** begin Raw data **

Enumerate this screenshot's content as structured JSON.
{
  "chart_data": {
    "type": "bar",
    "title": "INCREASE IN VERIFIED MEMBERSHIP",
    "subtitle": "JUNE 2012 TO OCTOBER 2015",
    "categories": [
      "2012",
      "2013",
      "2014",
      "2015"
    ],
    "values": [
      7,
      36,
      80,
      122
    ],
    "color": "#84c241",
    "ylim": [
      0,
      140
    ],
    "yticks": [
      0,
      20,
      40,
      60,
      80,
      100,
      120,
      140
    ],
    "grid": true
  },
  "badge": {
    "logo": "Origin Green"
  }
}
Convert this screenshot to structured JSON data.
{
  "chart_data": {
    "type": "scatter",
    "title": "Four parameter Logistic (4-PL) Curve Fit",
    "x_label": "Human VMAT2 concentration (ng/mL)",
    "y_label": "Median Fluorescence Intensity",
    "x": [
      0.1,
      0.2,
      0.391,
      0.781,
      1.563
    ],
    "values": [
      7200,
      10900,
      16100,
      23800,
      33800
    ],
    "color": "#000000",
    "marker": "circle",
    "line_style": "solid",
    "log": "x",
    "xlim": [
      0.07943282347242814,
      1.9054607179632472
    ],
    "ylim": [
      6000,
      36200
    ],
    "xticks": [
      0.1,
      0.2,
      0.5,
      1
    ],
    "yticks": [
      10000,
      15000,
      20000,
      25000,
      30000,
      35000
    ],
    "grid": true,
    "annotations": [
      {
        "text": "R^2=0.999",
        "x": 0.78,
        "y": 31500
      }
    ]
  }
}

** end Raw data **

Description of the task =>
Look above for the line containing "Convert this screenshot", then transcribe it and all lines after it through the last, exactly and with nothing else.

Output =>
Convert this screenshot to structured JSON data.
{
  "chart_data": {
    "type": "scatter",
    "title": "Four parameter Logistic (4-PL) Curve Fit",
    "x_label": "Human VMAT2 concentration (ng/mL)",
    "y_label": "Median Fluorescence Intensity",
    "x": [
      0.1,
      0.2,
      0.391,
      0.781,
      1.563
    ],
    "values": [
      7200,
      10900,
      16100,
      23800,
      33800
    ],
    "color": "#000000",
    "marker": "circle",
    "line_style": "solid",
    "log": "x",
    "xlim": [
      0.07943282347242814,
      1.9054607179632472
    ],
    "ylim": [
      6000,
      36200
    ],
    "xticks": [
      0.1,
      0.2,
      0.5,
      1
    ],
    "yticks": [
      10000,
      15000,
      20000,
      25000,
      30000,
      35000
    ],
    "grid": true,
    "annotations": [
      {
        "text": "R^2=0.999",
        "x": 0.78,
        "y": 31500
      }
    ]
  }
}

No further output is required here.